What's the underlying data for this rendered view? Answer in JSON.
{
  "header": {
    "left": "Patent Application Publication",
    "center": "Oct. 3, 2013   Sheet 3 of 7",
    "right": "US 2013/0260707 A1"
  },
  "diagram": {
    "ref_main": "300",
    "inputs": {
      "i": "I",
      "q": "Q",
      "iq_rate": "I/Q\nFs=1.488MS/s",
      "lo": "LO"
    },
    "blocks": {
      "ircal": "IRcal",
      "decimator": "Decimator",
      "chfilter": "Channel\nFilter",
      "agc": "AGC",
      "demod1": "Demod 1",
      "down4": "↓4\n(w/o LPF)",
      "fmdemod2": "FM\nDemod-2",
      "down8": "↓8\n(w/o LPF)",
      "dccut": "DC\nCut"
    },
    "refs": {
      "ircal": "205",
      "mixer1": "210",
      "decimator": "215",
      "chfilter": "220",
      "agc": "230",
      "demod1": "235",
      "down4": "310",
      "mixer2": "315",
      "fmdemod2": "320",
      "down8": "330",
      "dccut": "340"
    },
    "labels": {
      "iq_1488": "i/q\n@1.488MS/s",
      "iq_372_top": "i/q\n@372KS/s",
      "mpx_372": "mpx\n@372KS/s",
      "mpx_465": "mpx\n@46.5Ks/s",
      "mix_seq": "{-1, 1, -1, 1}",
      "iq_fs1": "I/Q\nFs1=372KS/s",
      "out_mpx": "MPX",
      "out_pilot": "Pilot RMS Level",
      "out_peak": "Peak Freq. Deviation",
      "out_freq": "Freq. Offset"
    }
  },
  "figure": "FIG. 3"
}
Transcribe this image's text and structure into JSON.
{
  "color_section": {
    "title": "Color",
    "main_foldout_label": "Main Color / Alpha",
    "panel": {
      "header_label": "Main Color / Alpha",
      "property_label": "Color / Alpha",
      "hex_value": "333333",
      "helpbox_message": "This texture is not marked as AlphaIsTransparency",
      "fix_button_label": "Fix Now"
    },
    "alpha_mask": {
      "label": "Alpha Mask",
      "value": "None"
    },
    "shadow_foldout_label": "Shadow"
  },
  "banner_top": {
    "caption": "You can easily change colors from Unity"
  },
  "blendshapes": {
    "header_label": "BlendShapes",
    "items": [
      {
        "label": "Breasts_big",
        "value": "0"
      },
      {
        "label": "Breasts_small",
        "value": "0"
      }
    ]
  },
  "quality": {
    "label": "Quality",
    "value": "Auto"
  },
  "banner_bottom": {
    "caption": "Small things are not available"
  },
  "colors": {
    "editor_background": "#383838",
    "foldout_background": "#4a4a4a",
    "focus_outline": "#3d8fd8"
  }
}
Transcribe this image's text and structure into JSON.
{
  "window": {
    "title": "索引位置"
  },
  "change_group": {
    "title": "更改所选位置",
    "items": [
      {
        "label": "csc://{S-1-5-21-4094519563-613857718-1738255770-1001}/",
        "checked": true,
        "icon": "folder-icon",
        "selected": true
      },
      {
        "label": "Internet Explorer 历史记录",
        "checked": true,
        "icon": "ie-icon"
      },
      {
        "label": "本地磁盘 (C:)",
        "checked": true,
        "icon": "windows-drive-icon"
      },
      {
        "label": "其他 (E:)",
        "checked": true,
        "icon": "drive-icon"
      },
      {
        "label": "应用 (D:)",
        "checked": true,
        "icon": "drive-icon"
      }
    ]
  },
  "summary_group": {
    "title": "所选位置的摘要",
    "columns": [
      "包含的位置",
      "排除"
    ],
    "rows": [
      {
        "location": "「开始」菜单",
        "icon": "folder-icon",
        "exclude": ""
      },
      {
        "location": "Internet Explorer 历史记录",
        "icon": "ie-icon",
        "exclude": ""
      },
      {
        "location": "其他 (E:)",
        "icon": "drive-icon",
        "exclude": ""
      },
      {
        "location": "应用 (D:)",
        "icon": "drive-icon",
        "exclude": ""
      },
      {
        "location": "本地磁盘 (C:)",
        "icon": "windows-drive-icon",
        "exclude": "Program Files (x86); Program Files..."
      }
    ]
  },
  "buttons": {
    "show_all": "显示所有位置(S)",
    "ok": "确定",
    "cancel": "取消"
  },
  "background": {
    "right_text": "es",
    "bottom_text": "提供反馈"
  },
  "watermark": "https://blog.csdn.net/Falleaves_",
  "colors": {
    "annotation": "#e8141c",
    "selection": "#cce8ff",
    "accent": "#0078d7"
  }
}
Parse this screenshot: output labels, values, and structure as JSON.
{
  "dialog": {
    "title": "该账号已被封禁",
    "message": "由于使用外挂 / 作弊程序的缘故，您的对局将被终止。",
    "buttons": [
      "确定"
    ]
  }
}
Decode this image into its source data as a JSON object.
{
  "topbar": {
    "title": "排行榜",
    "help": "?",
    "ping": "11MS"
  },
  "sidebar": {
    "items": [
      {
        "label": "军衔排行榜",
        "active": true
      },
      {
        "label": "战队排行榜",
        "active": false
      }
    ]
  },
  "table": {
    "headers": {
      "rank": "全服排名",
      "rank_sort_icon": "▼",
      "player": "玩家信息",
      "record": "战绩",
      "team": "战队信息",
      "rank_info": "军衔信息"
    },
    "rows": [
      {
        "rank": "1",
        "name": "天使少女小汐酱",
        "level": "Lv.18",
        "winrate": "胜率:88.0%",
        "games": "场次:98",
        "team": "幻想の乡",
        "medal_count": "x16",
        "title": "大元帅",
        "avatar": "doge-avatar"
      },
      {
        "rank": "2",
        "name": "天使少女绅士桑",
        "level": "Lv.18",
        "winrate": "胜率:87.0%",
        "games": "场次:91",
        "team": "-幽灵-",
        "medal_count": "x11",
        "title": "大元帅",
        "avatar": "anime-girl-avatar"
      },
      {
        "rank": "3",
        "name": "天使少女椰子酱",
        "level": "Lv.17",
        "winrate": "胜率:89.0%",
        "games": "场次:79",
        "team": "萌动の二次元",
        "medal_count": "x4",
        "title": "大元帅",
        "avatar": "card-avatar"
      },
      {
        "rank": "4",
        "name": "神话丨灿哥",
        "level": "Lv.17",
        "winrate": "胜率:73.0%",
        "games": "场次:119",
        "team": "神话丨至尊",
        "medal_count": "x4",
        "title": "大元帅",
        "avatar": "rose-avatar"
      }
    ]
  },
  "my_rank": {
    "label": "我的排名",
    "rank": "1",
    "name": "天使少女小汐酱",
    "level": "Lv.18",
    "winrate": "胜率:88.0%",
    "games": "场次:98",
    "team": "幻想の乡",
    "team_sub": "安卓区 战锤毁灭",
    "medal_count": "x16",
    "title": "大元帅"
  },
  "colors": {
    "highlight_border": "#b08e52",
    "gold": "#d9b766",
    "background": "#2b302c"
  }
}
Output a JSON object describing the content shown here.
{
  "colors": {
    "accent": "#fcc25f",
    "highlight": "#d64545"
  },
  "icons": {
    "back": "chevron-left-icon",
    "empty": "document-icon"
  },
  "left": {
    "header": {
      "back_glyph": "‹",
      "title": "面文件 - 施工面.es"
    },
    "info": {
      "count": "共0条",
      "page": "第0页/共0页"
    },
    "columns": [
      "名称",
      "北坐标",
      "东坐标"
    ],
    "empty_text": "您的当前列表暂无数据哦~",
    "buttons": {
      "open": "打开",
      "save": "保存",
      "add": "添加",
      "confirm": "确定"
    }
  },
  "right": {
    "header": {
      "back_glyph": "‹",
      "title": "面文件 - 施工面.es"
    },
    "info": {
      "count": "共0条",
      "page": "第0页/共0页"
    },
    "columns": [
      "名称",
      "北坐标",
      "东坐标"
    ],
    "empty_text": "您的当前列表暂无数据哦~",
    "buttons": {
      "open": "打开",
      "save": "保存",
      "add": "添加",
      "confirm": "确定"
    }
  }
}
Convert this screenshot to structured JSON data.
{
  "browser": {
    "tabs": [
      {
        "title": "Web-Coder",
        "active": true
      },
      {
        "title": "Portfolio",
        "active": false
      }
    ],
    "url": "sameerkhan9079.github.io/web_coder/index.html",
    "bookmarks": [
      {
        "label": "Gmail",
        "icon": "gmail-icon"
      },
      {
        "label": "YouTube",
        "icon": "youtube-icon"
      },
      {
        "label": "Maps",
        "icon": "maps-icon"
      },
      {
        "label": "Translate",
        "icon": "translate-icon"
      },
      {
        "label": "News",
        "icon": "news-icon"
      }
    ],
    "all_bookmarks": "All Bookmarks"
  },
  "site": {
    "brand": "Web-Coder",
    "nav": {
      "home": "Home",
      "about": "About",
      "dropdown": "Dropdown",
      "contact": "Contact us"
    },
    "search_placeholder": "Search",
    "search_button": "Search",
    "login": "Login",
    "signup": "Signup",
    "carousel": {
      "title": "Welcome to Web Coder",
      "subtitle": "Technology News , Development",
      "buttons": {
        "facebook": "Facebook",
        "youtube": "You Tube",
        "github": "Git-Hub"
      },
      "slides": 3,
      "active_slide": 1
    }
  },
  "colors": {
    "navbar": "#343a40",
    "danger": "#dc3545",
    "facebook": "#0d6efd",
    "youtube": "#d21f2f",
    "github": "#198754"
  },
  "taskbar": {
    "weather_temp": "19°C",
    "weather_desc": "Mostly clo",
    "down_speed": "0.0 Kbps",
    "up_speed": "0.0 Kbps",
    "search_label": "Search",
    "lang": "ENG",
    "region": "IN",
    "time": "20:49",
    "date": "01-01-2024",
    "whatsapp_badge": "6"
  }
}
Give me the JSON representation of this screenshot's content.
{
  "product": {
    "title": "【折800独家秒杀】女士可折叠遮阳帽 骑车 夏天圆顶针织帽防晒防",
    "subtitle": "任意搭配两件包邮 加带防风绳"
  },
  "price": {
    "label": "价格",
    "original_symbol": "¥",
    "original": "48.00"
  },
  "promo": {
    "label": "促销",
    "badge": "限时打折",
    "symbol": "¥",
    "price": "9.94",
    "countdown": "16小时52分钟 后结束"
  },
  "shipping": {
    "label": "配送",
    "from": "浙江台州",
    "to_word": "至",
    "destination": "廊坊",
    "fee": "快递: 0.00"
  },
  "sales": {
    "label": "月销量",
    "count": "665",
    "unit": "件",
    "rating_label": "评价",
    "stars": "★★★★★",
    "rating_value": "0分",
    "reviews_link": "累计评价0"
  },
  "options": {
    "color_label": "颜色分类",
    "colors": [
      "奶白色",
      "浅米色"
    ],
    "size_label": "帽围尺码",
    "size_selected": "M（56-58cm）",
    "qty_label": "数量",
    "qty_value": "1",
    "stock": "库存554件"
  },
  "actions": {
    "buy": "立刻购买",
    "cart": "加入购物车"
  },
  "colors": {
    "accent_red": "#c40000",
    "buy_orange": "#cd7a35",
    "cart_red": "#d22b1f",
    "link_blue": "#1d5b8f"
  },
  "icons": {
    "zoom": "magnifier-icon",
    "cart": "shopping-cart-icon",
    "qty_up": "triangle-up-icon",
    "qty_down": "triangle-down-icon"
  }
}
▬▬▬▬▬▬▬▬▬▬
## What you have to do
Take every line from the records above that has the word "data" and copy it.

## Response to this task
What's the underlying data for this rendered view? Answer in JSON.
Decode this image into its source data as a JSON object.
Convert this screenshot to structured JSON data.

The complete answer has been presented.